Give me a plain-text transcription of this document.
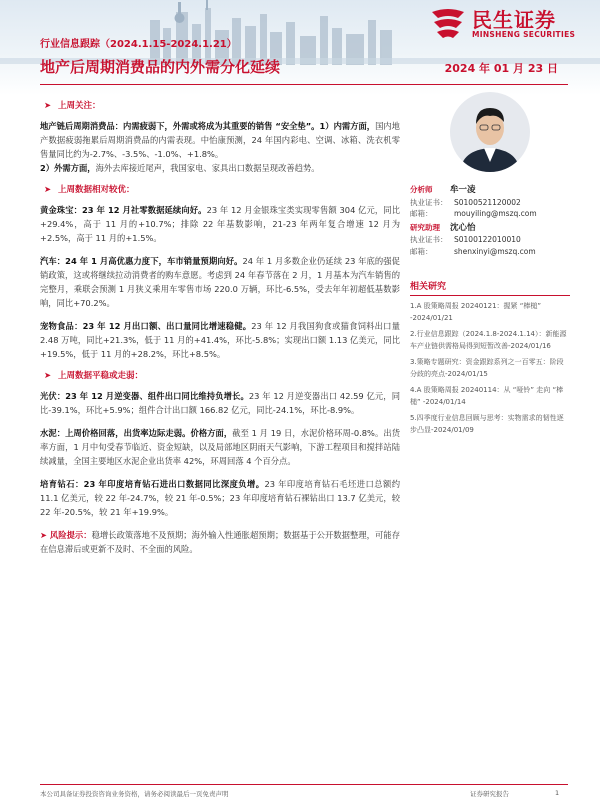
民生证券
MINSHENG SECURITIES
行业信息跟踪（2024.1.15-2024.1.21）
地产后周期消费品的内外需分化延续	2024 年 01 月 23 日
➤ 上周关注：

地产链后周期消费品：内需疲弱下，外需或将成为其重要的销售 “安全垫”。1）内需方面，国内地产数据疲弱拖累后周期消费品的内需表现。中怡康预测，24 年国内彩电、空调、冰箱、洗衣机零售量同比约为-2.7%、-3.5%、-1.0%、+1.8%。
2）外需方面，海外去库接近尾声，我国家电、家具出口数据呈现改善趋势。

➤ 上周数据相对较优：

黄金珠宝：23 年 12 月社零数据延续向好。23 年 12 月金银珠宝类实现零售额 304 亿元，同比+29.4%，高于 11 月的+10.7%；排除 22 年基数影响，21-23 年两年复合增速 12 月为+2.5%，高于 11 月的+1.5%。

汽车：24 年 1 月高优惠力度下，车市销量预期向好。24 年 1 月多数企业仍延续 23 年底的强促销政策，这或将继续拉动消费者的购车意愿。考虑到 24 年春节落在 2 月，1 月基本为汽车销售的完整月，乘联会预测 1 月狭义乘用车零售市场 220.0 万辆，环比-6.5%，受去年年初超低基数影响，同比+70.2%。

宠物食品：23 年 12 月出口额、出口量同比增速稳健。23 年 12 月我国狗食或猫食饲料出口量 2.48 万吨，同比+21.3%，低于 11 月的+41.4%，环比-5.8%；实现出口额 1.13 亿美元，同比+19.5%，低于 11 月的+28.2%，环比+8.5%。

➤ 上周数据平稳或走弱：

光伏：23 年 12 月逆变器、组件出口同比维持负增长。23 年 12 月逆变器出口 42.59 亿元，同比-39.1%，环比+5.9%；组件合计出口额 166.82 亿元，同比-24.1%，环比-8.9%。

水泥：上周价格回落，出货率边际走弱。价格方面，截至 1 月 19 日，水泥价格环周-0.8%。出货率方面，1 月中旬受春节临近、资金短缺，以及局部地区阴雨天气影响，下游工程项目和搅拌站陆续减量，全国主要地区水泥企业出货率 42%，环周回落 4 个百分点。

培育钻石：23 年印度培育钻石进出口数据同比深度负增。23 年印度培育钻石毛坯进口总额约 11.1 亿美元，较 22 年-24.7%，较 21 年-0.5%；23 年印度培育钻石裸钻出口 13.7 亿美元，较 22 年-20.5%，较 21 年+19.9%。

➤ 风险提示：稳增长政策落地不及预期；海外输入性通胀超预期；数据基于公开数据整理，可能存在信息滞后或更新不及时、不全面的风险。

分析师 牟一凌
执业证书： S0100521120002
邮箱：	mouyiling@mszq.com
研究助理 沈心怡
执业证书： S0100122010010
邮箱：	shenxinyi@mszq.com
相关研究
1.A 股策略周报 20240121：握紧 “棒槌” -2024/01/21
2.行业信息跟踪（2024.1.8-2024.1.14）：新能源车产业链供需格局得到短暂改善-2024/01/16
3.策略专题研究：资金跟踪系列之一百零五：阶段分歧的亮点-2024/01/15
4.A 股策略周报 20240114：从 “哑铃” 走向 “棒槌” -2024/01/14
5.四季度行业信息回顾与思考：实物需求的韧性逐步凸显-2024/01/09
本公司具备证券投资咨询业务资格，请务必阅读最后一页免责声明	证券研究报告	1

Problem to solve
Extract every line of the data exactly; pictures stay out.

Exercise response
Give me a plain-text transcription of this document.
民生证券
MINSHENG SECURITIES
行业信息跟踪（2024.1.15-2024.1.21）
地产后周期消费品的内外需分化延续	2024 年 01 月 23 日
➤ 上周关注：

地产链后周期消费品：内需疲弱下，外需或将成为其重要的销售 “安全垫”。1）内需方面，国内地产数据疲弱拖累后周期消费品的内需表现。中怡康预测，24 年国内彩电、空调、冰箱、洗衣机零售量同比约为-2.7%、-3.5%、-1.0%、+1.8%。
2）外需方面，海外去库接近尾声，我国家电、家具出口数据呈现改善趋势。

➤ 上周数据相对较优：

黄金珠宝：23 年 12 月社零数据延续向好。23 年 12 月金银珠宝类实现零售额 304 亿元，同比+29.4%，高于 11 月的+10.7%；排除 22 年基数影响，21-23 年两年复合增速 12 月为+2.5%，高于 11 月的+1.5%。

汽车：24 年 1 月高优惠力度下，车市销量预期向好。24 年 1 月多数企业仍延续 23 年底的强促销政策，这或将继续拉动消费者的购车意愿。考虑到 24 年春节落在 2 月，1 月基本为汽车销售的完整月，乘联会预测 1 月狭义乘用车零售市场 220.0 万辆，环比-6.5%，受去年年初超低基数影响，同比+70.2%。

宠物食品：23 年 12 月出口额、出口量同比增速稳健。23 年 12 月我国狗食或猫食饲料出口量 2.48 万吨，同比+21.3%，低于 11 月的+41.4%，环比-5.8%；实现出口额 1.13 亿美元，同比+19.5%，低于 11 月的+28.2%，环比+8.5%。

➤ 上周数据平稳或走弱：

光伏：23 年 12 月逆变器、组件出口同比维持负增长。23 年 12 月逆变器出口 42.59 亿元，同比-39.1%，环比+5.9%；组件合计出口额 166.82 亿元，同比-24.1%，环比-8.9%。

水泥：上周价格回落，出货率边际走弱。价格方面，截至 1 月 19 日，水泥价格环周-0.8%。出货率方面，1 月中旬受春节临近、资金短缺，以及局部地区阴雨天气影响，下游工程项目和搅拌站陆续减量，全国主要地区水泥企业出货率 42%，环周回落 4 个百分点。

培育钻石：23 年印度培育钻石进出口数据同比深度负增。23 年印度培育钻石毛坯进口总额约 11.1 亿美元，较 22 年-24.7%，较 21 年-0.5%；23 年印度培育钻石裸钻出口 13.7 亿美元，较 22 年-20.5%，较 21 年+19.9%。

➤ 风险提示：稳增长政策落地不及预期；海外输入性通胀超预期；数据基于公开数据整理，可能存在信息滞后或更新不及时、不全面的风险。

分析师 牟一凌
执业证书： S0100521120002
邮箱：	mouyiling@mszq.com
研究助理 沈心怡
执业证书： S0100122010010
邮箱：	shenxinyi@mszq.com
相关研究
1.A 股策略周报 20240121：握紧 “棒槌” -2024/01/21
2.行业信息跟踪（2024.1.8-2024.1.14）：新能源车产业链供需格局得到短暂改善-2024/01/16
3.策略专题研究：资金跟踪系列之一百零五：阶段分歧的亮点-2024/01/15
4.A 股策略周报 20240114：从 “哑铃” 走向 “棒槌” -2024/01/14
5.四季度行业信息回顾与思考：实物需求的韧性逐步凸显-2024/01/09
本公司具备证券投资咨询业务资格，请务必阅读最后一页免责声明	证券研究报告	1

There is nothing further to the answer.